• Task goal: Copy all lines that contain the word "Tourism".

(Dataset items)
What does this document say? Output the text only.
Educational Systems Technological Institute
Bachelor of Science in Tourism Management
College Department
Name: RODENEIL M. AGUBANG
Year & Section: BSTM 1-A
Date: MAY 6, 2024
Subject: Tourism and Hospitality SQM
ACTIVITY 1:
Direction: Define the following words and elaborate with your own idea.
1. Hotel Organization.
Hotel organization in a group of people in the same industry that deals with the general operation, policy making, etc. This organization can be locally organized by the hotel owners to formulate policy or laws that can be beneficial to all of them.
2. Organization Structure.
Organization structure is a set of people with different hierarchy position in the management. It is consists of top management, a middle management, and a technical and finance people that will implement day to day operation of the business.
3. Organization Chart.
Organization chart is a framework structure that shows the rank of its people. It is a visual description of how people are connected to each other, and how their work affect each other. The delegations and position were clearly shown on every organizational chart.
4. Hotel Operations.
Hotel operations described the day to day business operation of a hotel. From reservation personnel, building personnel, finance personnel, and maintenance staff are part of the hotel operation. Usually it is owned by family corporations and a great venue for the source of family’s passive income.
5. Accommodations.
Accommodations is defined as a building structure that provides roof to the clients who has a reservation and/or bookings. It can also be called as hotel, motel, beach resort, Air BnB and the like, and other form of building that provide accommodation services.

• Correct result:
Bachelor of Science in Tourism Management
Subject: Tourism and Hospitality SQM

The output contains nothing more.